Aufgabe A - Schreiben Sie aus dem Text über Schmutzkampagnen im Wahlkampf den Abschnitt von „Vorgeblicher Zweck der“ bis einschließlich „es im Vorwort.“ wortgetreu ab.

Dokumenttext -
%%

Schmutzkampagnen im Wahlkampf: „Herr Brandt alias Frahm“
„Negative Campaigning“ gab es in Bundestagswahlkämpfen schon, als der Begriff noch völlig unbekannt war. Bereits Adenauer war ein Meister darin.
Doch der Satz stammt aus einem ganz anderen Bundestagswahlkampf. Er steht in einem kaum minder überdrehten „Rotbuch“, das die CSU-Landesleitung 1972 zur „Entlarvung“ der SPD herausgegeben hat. Und der Lebenslauf, um den es hier geht, ist der des damaligen SPD-Fraktionsvorsitzenden Herbert Wehner.
Vorgeblicher Zweck der 52-seitigen CSU-Broschüre war es, über das vermeintlich dunkle Vorleben und die noch dunkleren Absichten von Wehner sowie des aus ihrer Sicht nicht minder gefährlichen SPD-Vorsitzenden Willy Brandt aufzuklären: „Der deutsche Wähler hat das Recht, die Wahrheit über die SPD und ihre politischen Führer zu kennen“, heißt es im Vorwort.
So wird dem Ex-KPD-Mitglied Wehner unter anderem vorgeworfen, in seinem im Bundestagshandbuch veröffentlichen Lebenslauf verschwiegen zu haben, dass er als kaufmännischer Angestellter 1927 „nach wenigen Monaten wegen kommunistischer Agitation entlassen wurde“. Die Botschaft des „Rotbuchs“: Wehner und Brandt – für die CSU nur ein „angeblich Verfolgter des Dritten Reiches“ – seien eigentlich tiefrote Vaterlandsverräter, die ihre wahre Gesinnung und Absichten verbergen würden.
Adenauers schmutzige Wahlkampftricks
Das „Rotbuch“ ist ein Beispiel dafür, dass Schmutzkampagnen im Wahlkampf keineswegs ein neues Phänomen sind. Negative Campaigning war als Begriff noch gänzlich unbekannt, da wurde es bereits in Deutschland praktiziert. Vor allem die Unionsparteien verstanden sich seit den Anfängen der Bundesrepublik bestens darauf. Schon Konrad Adenauer war geradezu ein Meister darin.
Auf dem Höhepunkt des Bundestagswahlkampfs 1953 behauptete Adenauer öffentlich, SPD-Politiker ließen sich von der DDR bezahlen. Zwei nordrhein-westfälische Genossen hätten „je 10.000 DM West aus der Sowjetzone erhalten“. Das Geld stamme aus einem Fonds der SED für Wahlkampfzwecke. Einen Beweis blieb der damalige CDU-Vorsitzende und Bundeskanzler schuldig. Aber er beharrte auf seinen Anschuldigungen – bis zum Wahltag.

%%

Aufgabe B - Geben Sie aus den folgenden Datensätzen jede Zeile zurück, in der die Zeichenfolge „thumb“ vorkommt.

Bereitgestelltes Material -
%%

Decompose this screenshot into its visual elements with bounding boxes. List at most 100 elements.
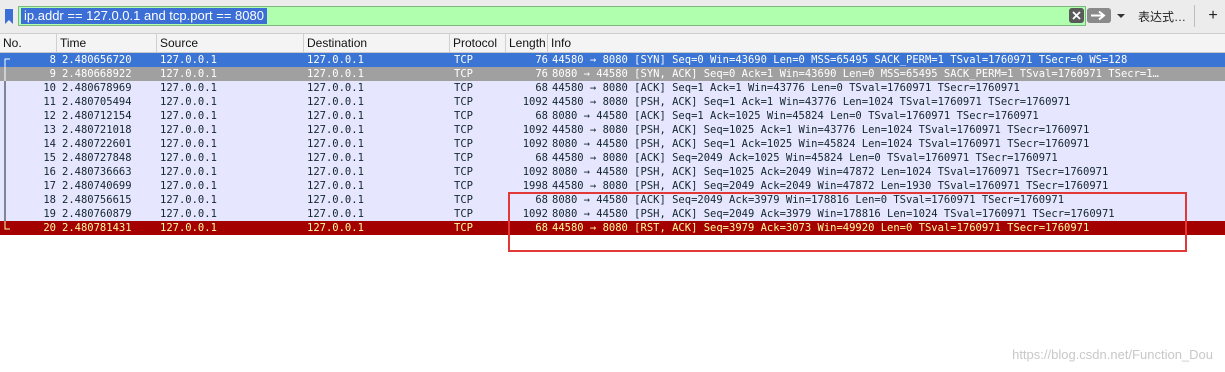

%%
%%

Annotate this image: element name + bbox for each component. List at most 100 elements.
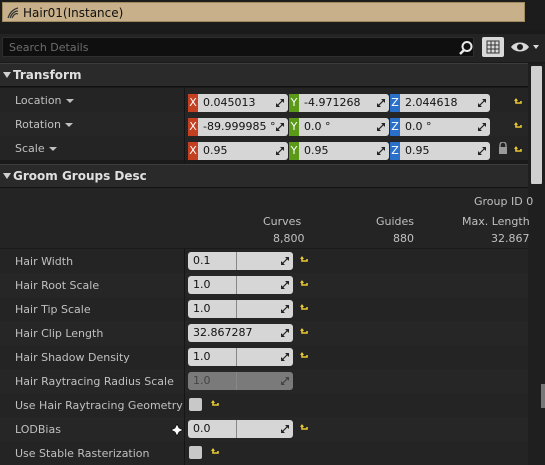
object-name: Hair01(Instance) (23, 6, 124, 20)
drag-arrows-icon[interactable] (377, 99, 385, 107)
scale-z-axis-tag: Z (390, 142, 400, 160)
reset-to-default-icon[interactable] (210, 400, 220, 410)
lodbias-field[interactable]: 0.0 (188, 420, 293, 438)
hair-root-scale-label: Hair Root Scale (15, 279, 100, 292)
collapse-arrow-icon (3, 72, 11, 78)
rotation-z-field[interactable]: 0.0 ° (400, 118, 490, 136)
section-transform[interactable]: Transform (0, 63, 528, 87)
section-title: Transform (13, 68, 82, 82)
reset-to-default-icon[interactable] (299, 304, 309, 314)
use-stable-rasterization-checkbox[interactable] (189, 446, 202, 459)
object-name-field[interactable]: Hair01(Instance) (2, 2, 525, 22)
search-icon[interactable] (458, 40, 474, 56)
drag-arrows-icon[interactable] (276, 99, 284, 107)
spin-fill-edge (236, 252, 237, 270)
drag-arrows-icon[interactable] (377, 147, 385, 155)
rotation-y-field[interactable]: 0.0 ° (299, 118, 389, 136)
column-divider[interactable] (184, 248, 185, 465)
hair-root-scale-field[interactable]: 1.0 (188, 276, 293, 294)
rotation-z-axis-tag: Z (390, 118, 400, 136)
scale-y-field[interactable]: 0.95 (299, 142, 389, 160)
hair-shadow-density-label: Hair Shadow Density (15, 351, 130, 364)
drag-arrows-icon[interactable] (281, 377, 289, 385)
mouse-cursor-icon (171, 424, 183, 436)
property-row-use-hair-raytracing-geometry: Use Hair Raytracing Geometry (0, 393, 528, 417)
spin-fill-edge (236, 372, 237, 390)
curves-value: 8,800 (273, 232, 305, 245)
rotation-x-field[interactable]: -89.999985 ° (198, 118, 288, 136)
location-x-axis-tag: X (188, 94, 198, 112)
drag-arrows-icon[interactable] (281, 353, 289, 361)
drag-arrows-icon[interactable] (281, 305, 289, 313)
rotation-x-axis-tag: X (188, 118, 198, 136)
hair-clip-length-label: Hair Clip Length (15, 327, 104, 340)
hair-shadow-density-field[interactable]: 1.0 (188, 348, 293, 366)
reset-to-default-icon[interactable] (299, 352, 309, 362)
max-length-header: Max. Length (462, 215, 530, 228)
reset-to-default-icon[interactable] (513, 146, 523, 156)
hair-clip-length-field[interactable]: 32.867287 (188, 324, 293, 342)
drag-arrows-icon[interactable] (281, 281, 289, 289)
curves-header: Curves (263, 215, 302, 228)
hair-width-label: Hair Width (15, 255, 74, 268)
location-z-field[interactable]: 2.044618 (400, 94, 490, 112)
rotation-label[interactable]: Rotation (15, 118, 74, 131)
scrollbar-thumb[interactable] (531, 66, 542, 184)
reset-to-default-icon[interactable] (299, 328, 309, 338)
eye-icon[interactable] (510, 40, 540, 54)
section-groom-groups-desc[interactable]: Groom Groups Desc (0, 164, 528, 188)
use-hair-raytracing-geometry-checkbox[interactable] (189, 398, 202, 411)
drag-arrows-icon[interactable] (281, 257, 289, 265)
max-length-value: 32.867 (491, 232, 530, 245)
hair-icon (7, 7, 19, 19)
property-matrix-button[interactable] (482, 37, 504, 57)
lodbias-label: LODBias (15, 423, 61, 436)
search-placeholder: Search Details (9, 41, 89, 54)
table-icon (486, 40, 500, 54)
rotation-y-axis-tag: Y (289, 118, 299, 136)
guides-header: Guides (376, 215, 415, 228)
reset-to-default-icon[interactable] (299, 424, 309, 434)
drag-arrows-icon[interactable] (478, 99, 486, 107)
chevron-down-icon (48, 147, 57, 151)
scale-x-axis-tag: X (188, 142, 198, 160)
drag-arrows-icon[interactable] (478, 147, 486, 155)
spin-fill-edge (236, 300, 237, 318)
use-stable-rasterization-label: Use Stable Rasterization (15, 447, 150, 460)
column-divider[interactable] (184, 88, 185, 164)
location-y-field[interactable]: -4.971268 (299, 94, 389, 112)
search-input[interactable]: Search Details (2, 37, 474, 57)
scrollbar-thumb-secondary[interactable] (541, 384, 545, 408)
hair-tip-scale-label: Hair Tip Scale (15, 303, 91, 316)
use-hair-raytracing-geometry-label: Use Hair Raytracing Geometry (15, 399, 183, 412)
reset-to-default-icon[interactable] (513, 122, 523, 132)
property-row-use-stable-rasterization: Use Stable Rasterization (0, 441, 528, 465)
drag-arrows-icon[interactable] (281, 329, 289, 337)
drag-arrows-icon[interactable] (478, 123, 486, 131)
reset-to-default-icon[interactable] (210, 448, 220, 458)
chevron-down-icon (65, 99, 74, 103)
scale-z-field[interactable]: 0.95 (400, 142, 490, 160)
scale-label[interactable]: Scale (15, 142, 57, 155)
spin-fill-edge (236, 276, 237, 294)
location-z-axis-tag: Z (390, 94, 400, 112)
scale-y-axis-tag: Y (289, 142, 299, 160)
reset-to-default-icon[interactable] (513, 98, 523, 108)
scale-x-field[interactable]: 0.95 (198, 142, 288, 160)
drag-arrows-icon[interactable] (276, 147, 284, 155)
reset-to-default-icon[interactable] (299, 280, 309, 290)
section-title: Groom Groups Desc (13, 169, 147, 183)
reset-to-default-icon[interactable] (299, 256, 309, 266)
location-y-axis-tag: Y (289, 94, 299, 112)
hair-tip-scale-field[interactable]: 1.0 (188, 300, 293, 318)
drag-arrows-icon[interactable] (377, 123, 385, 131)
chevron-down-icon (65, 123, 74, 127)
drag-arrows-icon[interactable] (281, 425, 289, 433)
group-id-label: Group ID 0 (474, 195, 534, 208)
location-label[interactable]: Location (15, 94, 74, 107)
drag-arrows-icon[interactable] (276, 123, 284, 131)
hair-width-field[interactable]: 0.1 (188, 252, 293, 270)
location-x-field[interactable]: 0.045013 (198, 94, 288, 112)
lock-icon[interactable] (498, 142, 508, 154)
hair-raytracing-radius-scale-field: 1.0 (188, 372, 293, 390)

%%
%%

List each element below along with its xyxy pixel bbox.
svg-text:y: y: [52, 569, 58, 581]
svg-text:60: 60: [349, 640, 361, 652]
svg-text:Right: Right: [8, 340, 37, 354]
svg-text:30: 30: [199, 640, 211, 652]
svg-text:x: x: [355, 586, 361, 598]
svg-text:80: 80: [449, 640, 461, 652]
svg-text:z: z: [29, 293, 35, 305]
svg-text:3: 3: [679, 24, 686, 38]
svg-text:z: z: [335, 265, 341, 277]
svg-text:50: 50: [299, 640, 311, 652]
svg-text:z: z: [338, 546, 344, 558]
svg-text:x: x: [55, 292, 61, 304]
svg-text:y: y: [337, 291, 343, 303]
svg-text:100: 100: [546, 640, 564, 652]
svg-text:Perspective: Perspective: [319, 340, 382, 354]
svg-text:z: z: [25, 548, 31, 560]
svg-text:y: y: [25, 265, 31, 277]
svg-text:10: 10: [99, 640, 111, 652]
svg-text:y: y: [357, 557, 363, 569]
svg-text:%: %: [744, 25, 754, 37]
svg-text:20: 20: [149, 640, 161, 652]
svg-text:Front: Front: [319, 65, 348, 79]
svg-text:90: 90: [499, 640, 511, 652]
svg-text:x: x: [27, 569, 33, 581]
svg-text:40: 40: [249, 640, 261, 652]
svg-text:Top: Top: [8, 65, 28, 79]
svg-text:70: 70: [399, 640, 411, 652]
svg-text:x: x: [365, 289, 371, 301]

%%

Endergebnis A -
Vorgeblicher Zweck der 52-seitigen CSU-Broschüre war es, über das vermeintlich dunkle Vorleben und die noch dunkleren Absichten von Wehner sowie des aus ihrer Sicht nicht minder gefährlichen SPD-Vorsitzenden Willy Brandt aufzuklären: „Der deutsche Wähler hat das Recht, die Wahrheit über die SPD und ihre politischen Führer zu kennen“, heißt es im Vorwort.

Endergebnis B -
scrollbar-thumb[interactable] (531, 66, 542, 184)
scrollbar-thumb-secondary[interactable] (541, 384, 545, 408)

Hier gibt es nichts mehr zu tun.